_STATED TASK_
Return the records that follow, matching each one exactly.

_EXTRACTED INFORMATION_
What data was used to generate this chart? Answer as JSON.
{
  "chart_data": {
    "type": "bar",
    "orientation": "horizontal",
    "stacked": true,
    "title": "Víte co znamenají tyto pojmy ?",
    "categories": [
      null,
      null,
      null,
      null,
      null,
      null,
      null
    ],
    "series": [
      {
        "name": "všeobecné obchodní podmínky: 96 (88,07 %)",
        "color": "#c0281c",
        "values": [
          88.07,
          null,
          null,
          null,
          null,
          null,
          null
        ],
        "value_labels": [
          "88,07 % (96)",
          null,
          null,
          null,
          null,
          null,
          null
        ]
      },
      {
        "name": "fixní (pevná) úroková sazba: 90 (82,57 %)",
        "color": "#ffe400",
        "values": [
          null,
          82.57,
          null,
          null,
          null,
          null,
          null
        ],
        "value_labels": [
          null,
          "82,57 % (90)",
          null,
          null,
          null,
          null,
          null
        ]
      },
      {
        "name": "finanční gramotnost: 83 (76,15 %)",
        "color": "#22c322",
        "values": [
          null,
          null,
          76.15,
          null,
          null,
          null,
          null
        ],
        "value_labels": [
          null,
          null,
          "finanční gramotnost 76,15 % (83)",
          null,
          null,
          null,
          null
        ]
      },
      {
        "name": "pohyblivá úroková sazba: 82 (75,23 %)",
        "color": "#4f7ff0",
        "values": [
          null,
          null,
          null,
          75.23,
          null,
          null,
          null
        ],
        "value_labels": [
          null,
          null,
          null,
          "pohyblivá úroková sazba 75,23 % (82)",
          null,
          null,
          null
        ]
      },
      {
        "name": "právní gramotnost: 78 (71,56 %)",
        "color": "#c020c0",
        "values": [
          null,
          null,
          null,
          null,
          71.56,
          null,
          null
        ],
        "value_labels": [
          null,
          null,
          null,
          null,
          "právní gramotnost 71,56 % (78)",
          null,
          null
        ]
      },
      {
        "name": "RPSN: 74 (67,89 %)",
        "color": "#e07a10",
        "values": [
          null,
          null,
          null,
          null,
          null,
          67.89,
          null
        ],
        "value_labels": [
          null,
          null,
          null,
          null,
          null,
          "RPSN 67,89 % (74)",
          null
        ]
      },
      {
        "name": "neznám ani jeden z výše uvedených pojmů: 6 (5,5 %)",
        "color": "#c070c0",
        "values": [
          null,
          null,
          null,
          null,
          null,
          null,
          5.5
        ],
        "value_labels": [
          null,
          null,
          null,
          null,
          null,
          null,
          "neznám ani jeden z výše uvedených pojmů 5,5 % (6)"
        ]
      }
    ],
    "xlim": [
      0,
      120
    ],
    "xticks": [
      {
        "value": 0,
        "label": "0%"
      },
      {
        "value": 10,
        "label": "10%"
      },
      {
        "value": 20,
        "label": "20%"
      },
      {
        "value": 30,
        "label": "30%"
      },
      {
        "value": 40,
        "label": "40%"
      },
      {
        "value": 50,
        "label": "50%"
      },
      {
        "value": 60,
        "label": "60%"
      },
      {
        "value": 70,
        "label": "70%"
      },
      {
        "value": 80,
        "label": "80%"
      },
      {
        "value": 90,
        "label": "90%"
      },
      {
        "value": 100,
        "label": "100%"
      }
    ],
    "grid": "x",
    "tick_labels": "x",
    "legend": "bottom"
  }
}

_TASK OUTPUT_
What data was used to generate this chart? Answer as JSON.
{
  "chart_data": {
    "type": "bar",
    "orientation": "horizontal",
    "stacked": true,
    "title": "Víte co znamenají tyto pojmy ?",
    "categories": [
      null,
      null,
      null,
      null,
      null,
      null,
      null
    ],
    "series": [
      {
        "name": "všeobecné obchodní podmínky: 96 (88,07 %)",
        "color": "#c0281c",
        "values": [
          88.07,
          null,
          null,
          null,
          null,
          null,
          null
        ],
        "value_labels": [
          "88,07 % (96)",
          null,
          null,
          null,
          null,
          null,
          null
        ]
      },
      {
        "name": "fixní (pevná) úroková sazba: 90 (82,57 %)",
        "color": "#ffe400",
        "values": [
          null,
          82.57,
          null,
          null,
          null,
          null,
          null
        ],
        "value_labels": [
          null,
          "82,57 % (90)",
          null,
          null,
          null,
          null,
          null
        ]
      },
      {
        "name": "finanční gramotnost: 83 (76,15 %)",
        "color": "#22c322",
        "values": [
          null,
          null,
          76.15,
          null,
          null,
          null,
          null
        ],
        "value_labels": [
          null,
          null,
          "finanční gramotnost 76,15 % (83)",
          null,
          null,
          null,
          null
        ]
      },
      {
        "name": "pohyblivá úroková sazba: 82 (75,23 %)",
        "color": "#4f7ff0",
        "values": [
          null,
          null,
          null,
          75.23,
          null,
          null,
          null
        ],
        "value_labels": [
          null,
          null,
          null,
          "pohyblivá úroková sazba 75,23 % (82)",
          null,
          null,
          null
        ]
      },
      {
        "name": "právní gramotnost: 78 (71,56 %)",
        "color": "#c020c0",
        "values": [
          null,
          null,
          null,
          null,
          71.56,
          null,
          null
        ],
        "value_labels": [
          null,
          null,
          null,
          null,
          "právní gramotnost 71,56 % (78)",
          null,
          null
        ]
      },
      {
        "name": "RPSN: 74 (67,89 %)",
        "color": "#e07a10",
        "values": [
          null,
          null,
          null,
          null,
          null,
          67.89,
          null
        ],
        "value_labels": [
          null,
          null,
          null,
          null,
          null,
          "RPSN 67,89 % (74)",
          null
        ]
      },
      {
        "name": "neznám ani jeden z výše uvedených pojmů: 6 (5,5 %)",
        "color": "#c070c0",
        "values": [
          null,
          null,
          null,
          null,
          null,
          null,
          5.5
        ],
        "value_labels": [
          null,
          null,
          null,
          null,
          null,
          null,
          "neznám ani jeden z výše uvedených pojmů 5,5 % (6)"
        ]
      }
    ],
    "xlim": [
      0,
      120
    ],
    "xticks": [
      {
        "value": 0,
        "label": "0%"
      },
      {
        "value": 10,
        "label": "10%"
      },
      {
        "value": 20,
        "label": "20%"
      },
      {
        "value": 30,
        "label": "30%"
      },
      {
        "value": 40,
        "label": "40%"
      },
      {
        "value": 50,
        "label": "50%"
      },
      {
        "value": 60,
        "label": "60%"
      },
      {
        "value": 70,
        "label": "70%"
      },
      {
        "value": 80,
        "label": "80%"
      },
      {
        "value": 90,
        "label": "90%"
      },
      {
        "value": 100,
        "label": "100%"
      }
    ],
    "grid": "x",
    "tick_labels": "x",
    "legend": "bottom"
  }
}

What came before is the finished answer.